--- start ---

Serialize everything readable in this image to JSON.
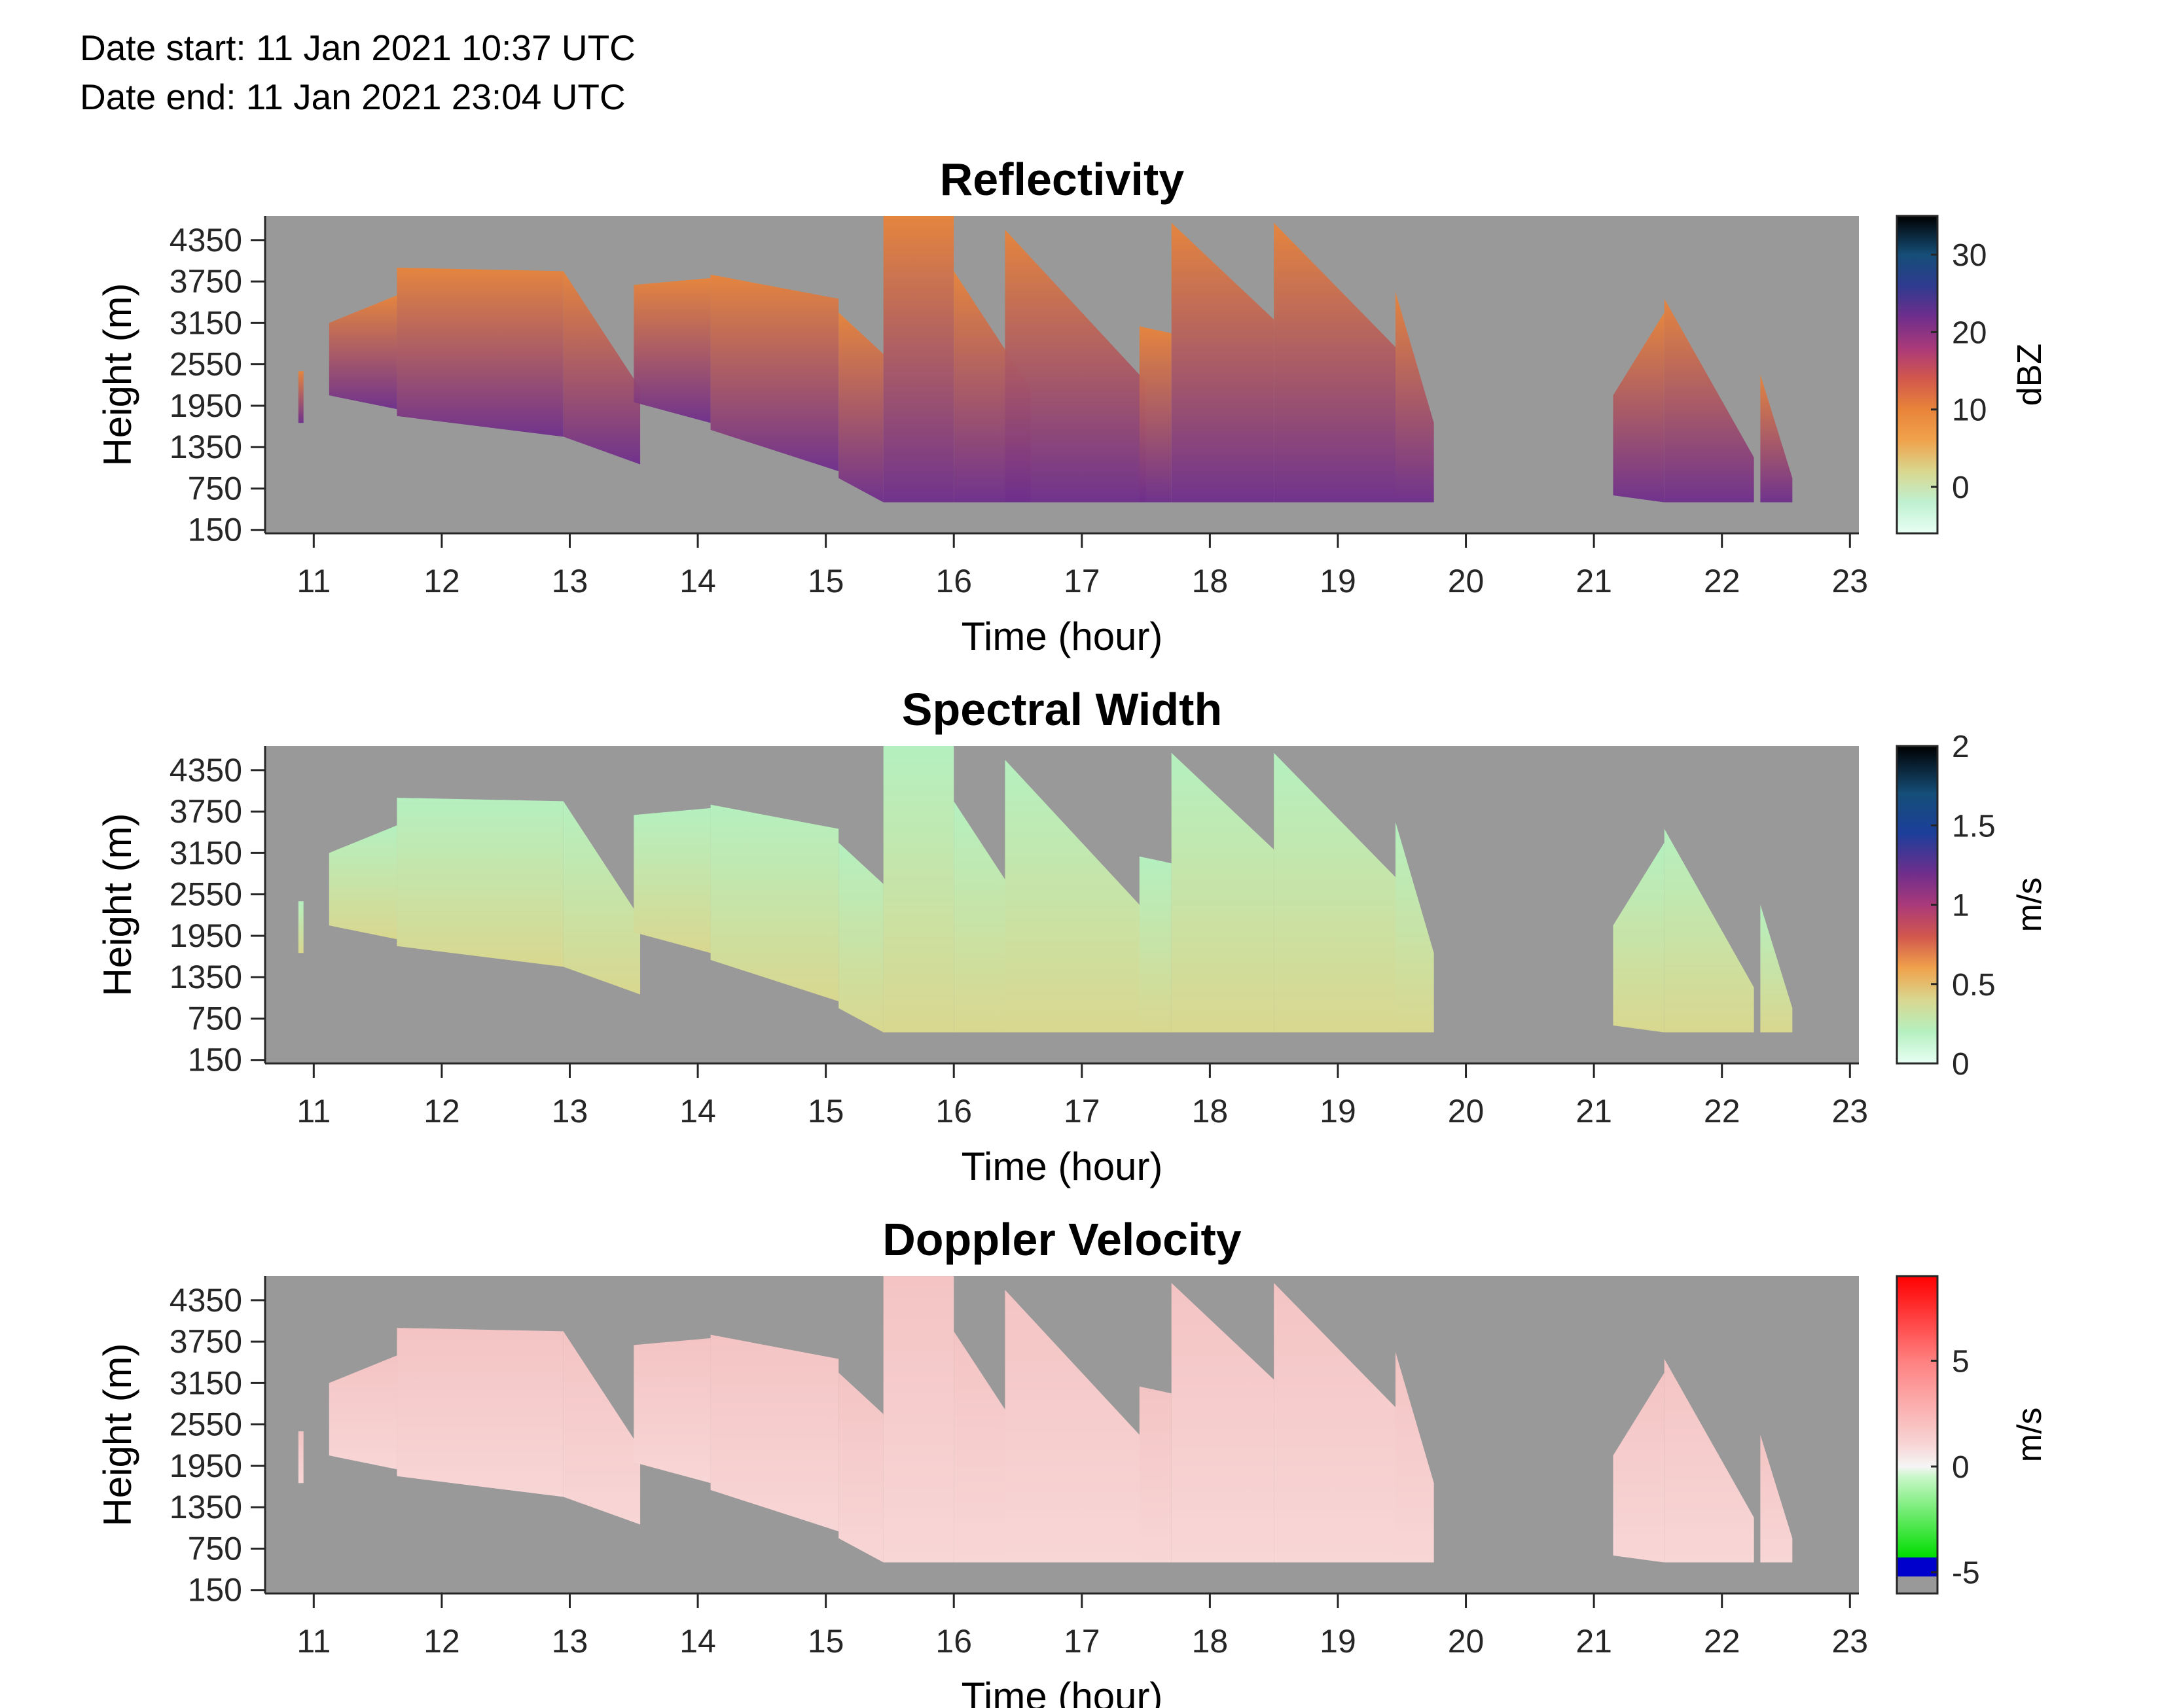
{
  "header": {
    "date_start": "Date start: 11 Jan 2021 10:37 UTC",
    "date_end": "Date end:  11 Jan 2021 23:04 UTC"
  },
  "colors": {
    "background_no_data": "#999999",
    "reflectivity_low": "#e8fff4",
    "reflectivity_mid": "#e8843a",
    "reflectivity_high": "#6e2e8c",
    "spectral_width": "#b5f0c0",
    "doppler_velocity": "#f4c4c4"
  },
  "chart_data": [
    {
      "type": "heatmap",
      "title": "Reflectivity",
      "xlabel": "Time (hour)",
      "ylabel": "Height (m)",
      "x_ticks": [
        "11",
        "12",
        "13",
        "14",
        "15",
        "16",
        "17",
        "18",
        "19",
        "20",
        "21",
        "22",
        "23"
      ],
      "y_ticks": [
        "150",
        "750",
        "1350",
        "1950",
        "2550",
        "3150",
        "3750",
        "4350"
      ],
      "xlim": [
        10.62,
        23.07
      ],
      "ylim": [
        100,
        4700
      ],
      "colorbar": {
        "label": "dBZ",
        "ticks": [
          "0",
          "10",
          "20",
          "30"
        ],
        "range": [
          -6,
          35
        ],
        "stops": [
          {
            "v": -6,
            "c": "#e8fff4"
          },
          {
            "v": -2,
            "c": "#bff0d0"
          },
          {
            "v": 2,
            "c": "#d9d78f"
          },
          {
            "v": 6,
            "c": "#f0a24c"
          },
          {
            "v": 10,
            "c": "#e8843a"
          },
          {
            "v": 14,
            "c": "#d2574d"
          },
          {
            "v": 18,
            "c": "#a9397a"
          },
          {
            "v": 22,
            "c": "#6e2e8c"
          },
          {
            "v": 26,
            "c": "#2e3b8f"
          },
          {
            "v": 30,
            "c": "#154e78"
          },
          {
            "v": 35,
            "c": "#000000"
          }
        ]
      }
    },
    {
      "type": "heatmap",
      "title": "Spectral Width",
      "xlabel": "Time (hour)",
      "ylabel": "Height (m)",
      "x_ticks": [
        "11",
        "12",
        "13",
        "14",
        "15",
        "16",
        "17",
        "18",
        "19",
        "20",
        "21",
        "22",
        "23"
      ],
      "y_ticks": [
        "150",
        "750",
        "1350",
        "1950",
        "2550",
        "3150",
        "3750",
        "4350"
      ],
      "xlim": [
        10.62,
        23.07
      ],
      "ylim": [
        100,
        4700
      ],
      "colorbar": {
        "label": "m/s",
        "ticks": [
          "0",
          "0.5",
          "1",
          "1.5",
          "2"
        ],
        "range": [
          0,
          2
        ],
        "stops": [
          {
            "v": 0,
            "c": "#e8fff4"
          },
          {
            "v": 0.2,
            "c": "#b5f0c0"
          },
          {
            "v": 0.4,
            "c": "#d9d78f"
          },
          {
            "v": 0.6,
            "c": "#f0a24c"
          },
          {
            "v": 0.8,
            "c": "#d2574d"
          },
          {
            "v": 1.0,
            "c": "#a9397a"
          },
          {
            "v": 1.2,
            "c": "#6e2e8c"
          },
          {
            "v": 1.45,
            "c": "#1c3f9a"
          },
          {
            "v": 1.7,
            "c": "#154e78"
          },
          {
            "v": 2.0,
            "c": "#000000"
          }
        ]
      }
    },
    {
      "type": "heatmap",
      "title": "Doppler Velocity",
      "xlabel": "Time (hour)",
      "ylabel": "Height (m)",
      "x_ticks": [
        "11",
        "12",
        "13",
        "14",
        "15",
        "16",
        "17",
        "18",
        "19",
        "20",
        "21",
        "22",
        "23"
      ],
      "y_ticks": [
        "150",
        "750",
        "1350",
        "1950",
        "2550",
        "3150",
        "3750",
        "4350"
      ],
      "xlim": [
        10.62,
        23.07
      ],
      "ylim": [
        100,
        4700
      ],
      "colorbar": {
        "label": "m/s",
        "ticks": [
          "-5",
          "0",
          "5"
        ],
        "range": [
          -6,
          9
        ],
        "stops": [
          {
            "v": -6,
            "c": "#999999"
          },
          {
            "v": -5.2,
            "c": "#999999"
          },
          {
            "v": -5.19,
            "c": "#0000cc"
          },
          {
            "v": -4.3,
            "c": "#0000cc"
          },
          {
            "v": -4.29,
            "c": "#00dd00"
          },
          {
            "v": -0.5,
            "c": "#c8f7c8"
          },
          {
            "v": 0,
            "c": "#f5f5f5"
          },
          {
            "v": 1,
            "c": "#f8d6d6"
          },
          {
            "v": 5,
            "c": "#ff8080"
          },
          {
            "v": 9,
            "c": "#ff0000"
          }
        ]
      }
    }
  ]
}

--- end ---

PROMPT:
Pictures are not part of the copy; reproduce everything else in the records exactly.

OUTPUT FOR THIS TASK:
Serialize everything readable in this image to JSON.
{
  "header": {
    "date_start": "Date start: 11 Jan 2021 10:37 UTC",
    "date_end": "Date end:  11 Jan 2021 23:04 UTC"
  },
  "colors": {
    "background_no_data": "#999999",
    "reflectivity_low": "#e8fff4",
    "reflectivity_mid": "#e8843a",
    "reflectivity_high": "#6e2e8c",
    "spectral_width": "#b5f0c0",
    "doppler_velocity": "#f4c4c4"
  },
  "chart_data": [
    {
      "type": "heatmap",
      "title": "Reflectivity",
      "xlabel": "Time (hour)",
      "ylabel": "Height (m)",
      "x_ticks": [
        "11",
        "12",
        "13",
        "14",
        "15",
        "16",
        "17",
        "18",
        "19",
        "20",
        "21",
        "22",
        "23"
      ],
      "y_ticks": [
        "150",
        "750",
        "1350",
        "1950",
        "2550",
        "3150",
        "3750",
        "4350"
      ],
      "xlim": [
        10.62,
        23.07
      ],
      "ylim": [
        100,
        4700
      ],
      "colorbar": {
        "label": "dBZ",
        "ticks": [
          "0",
          "10",
          "20",
          "30"
        ],
        "range": [
          -6,
          35
        ],
        "stops": [
          {
            "v": -6,
            "c": "#e8fff4"
          },
          {
            "v": -2,
            "c": "#bff0d0"
          },
          {
            "v": 2,
            "c": "#d9d78f"
          },
          {
            "v": 6,
            "c": "#f0a24c"
          },
          {
            "v": 10,
            "c": "#e8843a"
          },
          {
            "v": 14,
            "c": "#d2574d"
          },
          {
            "v": 18,
            "c": "#a9397a"
          },
          {
            "v": 22,
            "c": "#6e2e8c"
          },
          {
            "v": 26,
            "c": "#2e3b8f"
          },
          {
            "v": 30,
            "c": "#154e78"
          },
          {
            "v": 35,
            "c": "#000000"
          }
        ]
      }
    },
    {
      "type": "heatmap",
      "title": "Spectral Width",
      "xlabel": "Time (hour)",
      "ylabel": "Height (m)",
      "x_ticks": [
        "11",
        "12",
        "13",
        "14",
        "15",
        "16",
        "17",
        "18",
        "19",
        "20",
        "21",
        "22",
        "23"
      ],
      "y_ticks": [
        "150",
        "750",
        "1350",
        "1950",
        "2550",
        "3150",
        "3750",
        "4350"
      ],
      "xlim": [
        10.62,
        23.07
      ],
      "ylim": [
        100,
        4700
      ],
      "colorbar": {
        "label": "m/s",
        "ticks": [
          "0",
          "0.5",
          "1",
          "1.5",
          "2"
        ],
        "range": [
          0,
          2
        ],
        "stops": [
          {
            "v": 0,
            "c": "#e8fff4"
          },
          {
            "v": 0.2,
            "c": "#b5f0c0"
          },
          {
            "v": 0.4,
            "c": "#d9d78f"
          },
          {
            "v": 0.6,
            "c": "#f0a24c"
          },
          {
            "v": 0.8,
            "c": "#d2574d"
          },
          {
            "v": 1.0,
            "c": "#a9397a"
          },
          {
            "v": 1.2,
            "c": "#6e2e8c"
          },
          {
            "v": 1.45,
            "c": "#1c3f9a"
          },
          {
            "v": 1.7,
            "c": "#154e78"
          },
          {
            "v": 2.0,
            "c": "#000000"
          }
        ]
      }
    },
    {
      "type": "heatmap",
      "title": "Doppler Velocity",
      "xlabel": "Time (hour)",
      "ylabel": "Height (m)",
      "x_ticks": [
        "11",
        "12",
        "13",
        "14",
        "15",
        "16",
        "17",
        "18",
        "19",
        "20",
        "21",
        "22",
        "23"
      ],
      "y_ticks": [
        "150",
        "750",
        "1350",
        "1950",
        "2550",
        "3150",
        "3750",
        "4350"
      ],
      "xlim": [
        10.62,
        23.07
      ],
      "ylim": [
        100,
        4700
      ],
      "colorbar": {
        "label": "m/s",
        "ticks": [
          "-5",
          "0",
          "5"
        ],
        "range": [
          -6,
          9
        ],
        "stops": [
          {
            "v": -6,
            "c": "#999999"
          },
          {
            "v": -5.2,
            "c": "#999999"
          },
          {
            "v": -5.19,
            "c": "#0000cc"
          },
          {
            "v": -4.3,
            "c": "#0000cc"
          },
          {
            "v": -4.29,
            "c": "#00dd00"
          },
          {
            "v": -0.5,
            "c": "#c8f7c8"
          },
          {
            "v": 0,
            "c": "#f5f5f5"
          },
          {
            "v": 1,
            "c": "#f8d6d6"
          },
          {
            "v": 5,
            "c": "#ff8080"
          },
          {
            "v": 9,
            "c": "#ff0000"
          }
        ]
      }
    }
  ]
}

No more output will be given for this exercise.